How many of the lines here include "street"? Answer with a single number.
[start of Supplied records]
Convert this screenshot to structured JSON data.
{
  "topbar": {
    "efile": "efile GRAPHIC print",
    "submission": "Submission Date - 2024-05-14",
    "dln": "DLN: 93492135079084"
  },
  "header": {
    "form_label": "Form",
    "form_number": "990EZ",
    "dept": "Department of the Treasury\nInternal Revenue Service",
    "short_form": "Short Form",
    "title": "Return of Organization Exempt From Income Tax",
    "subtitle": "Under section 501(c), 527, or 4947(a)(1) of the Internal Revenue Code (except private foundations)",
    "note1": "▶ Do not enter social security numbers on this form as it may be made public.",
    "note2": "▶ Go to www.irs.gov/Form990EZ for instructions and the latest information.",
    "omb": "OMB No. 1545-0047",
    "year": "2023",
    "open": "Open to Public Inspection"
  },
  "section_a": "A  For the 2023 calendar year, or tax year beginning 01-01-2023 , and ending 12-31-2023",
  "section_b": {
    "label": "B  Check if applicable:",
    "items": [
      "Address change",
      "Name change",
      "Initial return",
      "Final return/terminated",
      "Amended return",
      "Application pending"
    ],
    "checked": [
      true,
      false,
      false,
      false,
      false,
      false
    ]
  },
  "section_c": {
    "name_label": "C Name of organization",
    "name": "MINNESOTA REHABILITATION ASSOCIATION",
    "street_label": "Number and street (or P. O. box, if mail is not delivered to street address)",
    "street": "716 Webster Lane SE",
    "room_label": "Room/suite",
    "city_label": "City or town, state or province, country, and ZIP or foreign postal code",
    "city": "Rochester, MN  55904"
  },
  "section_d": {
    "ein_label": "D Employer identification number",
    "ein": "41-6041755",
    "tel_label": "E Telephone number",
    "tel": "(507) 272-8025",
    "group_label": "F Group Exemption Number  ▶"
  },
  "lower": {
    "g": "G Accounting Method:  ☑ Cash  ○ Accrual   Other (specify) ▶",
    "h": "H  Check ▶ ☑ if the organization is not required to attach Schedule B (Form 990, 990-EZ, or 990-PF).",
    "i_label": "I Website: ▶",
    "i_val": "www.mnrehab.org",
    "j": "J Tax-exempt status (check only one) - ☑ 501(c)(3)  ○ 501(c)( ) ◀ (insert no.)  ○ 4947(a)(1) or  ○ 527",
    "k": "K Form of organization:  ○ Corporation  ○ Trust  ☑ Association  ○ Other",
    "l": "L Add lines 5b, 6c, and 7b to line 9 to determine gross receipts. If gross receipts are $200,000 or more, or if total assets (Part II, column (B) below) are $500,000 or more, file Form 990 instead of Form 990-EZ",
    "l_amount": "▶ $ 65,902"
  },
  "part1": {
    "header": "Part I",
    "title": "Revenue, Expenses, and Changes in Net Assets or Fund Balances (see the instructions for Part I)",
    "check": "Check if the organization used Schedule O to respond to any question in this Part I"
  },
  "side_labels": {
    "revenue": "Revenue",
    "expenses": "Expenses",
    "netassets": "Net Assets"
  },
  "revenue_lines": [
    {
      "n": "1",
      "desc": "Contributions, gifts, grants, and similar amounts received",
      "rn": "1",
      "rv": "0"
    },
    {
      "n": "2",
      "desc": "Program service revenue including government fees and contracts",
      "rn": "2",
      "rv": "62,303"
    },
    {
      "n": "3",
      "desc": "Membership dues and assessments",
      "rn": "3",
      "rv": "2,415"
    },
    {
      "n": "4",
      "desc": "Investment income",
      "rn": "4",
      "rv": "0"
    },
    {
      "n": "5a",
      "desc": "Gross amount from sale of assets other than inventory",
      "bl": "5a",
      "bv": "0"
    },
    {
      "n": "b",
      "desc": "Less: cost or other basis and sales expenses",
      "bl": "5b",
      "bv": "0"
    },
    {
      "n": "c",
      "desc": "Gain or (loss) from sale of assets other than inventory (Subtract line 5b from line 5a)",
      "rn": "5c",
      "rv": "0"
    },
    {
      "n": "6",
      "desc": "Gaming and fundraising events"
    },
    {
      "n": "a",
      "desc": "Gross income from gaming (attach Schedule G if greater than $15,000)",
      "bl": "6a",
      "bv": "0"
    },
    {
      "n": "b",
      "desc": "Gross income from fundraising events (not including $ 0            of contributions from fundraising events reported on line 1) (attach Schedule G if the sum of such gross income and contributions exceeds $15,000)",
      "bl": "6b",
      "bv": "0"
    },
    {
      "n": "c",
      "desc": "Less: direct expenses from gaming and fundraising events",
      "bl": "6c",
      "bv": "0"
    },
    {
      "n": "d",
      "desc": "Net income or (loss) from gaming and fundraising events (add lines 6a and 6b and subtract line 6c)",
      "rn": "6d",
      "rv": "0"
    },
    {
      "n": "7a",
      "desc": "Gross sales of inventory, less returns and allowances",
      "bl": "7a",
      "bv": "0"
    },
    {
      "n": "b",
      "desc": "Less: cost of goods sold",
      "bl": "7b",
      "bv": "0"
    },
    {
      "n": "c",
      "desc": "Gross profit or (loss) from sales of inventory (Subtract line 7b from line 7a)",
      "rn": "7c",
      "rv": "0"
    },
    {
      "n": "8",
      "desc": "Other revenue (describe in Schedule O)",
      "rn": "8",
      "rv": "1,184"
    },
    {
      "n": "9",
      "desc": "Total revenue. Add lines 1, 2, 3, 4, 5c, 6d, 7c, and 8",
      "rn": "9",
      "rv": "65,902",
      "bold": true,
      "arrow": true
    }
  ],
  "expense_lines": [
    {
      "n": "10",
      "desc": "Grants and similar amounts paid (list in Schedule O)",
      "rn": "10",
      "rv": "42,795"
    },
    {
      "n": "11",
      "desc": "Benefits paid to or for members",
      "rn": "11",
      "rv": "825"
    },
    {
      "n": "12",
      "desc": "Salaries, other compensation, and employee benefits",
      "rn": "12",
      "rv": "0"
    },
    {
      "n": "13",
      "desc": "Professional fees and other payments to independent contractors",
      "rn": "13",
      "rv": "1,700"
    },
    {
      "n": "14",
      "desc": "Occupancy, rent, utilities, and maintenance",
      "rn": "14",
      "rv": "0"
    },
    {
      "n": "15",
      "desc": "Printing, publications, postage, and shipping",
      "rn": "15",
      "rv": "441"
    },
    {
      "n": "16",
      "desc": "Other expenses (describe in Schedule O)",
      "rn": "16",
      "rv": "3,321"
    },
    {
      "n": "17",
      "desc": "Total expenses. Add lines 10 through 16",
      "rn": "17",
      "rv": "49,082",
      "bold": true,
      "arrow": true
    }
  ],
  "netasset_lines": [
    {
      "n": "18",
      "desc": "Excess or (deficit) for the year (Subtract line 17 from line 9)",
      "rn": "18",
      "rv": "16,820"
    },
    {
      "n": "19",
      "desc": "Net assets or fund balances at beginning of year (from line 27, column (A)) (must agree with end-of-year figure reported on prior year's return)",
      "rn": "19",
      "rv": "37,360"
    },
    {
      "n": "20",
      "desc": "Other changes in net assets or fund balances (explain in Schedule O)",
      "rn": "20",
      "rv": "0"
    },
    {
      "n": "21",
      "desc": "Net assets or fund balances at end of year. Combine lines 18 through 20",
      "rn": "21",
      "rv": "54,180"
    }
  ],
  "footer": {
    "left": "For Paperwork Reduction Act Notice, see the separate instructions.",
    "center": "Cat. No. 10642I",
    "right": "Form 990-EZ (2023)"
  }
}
[end of Supplied records]
# Exercise result
2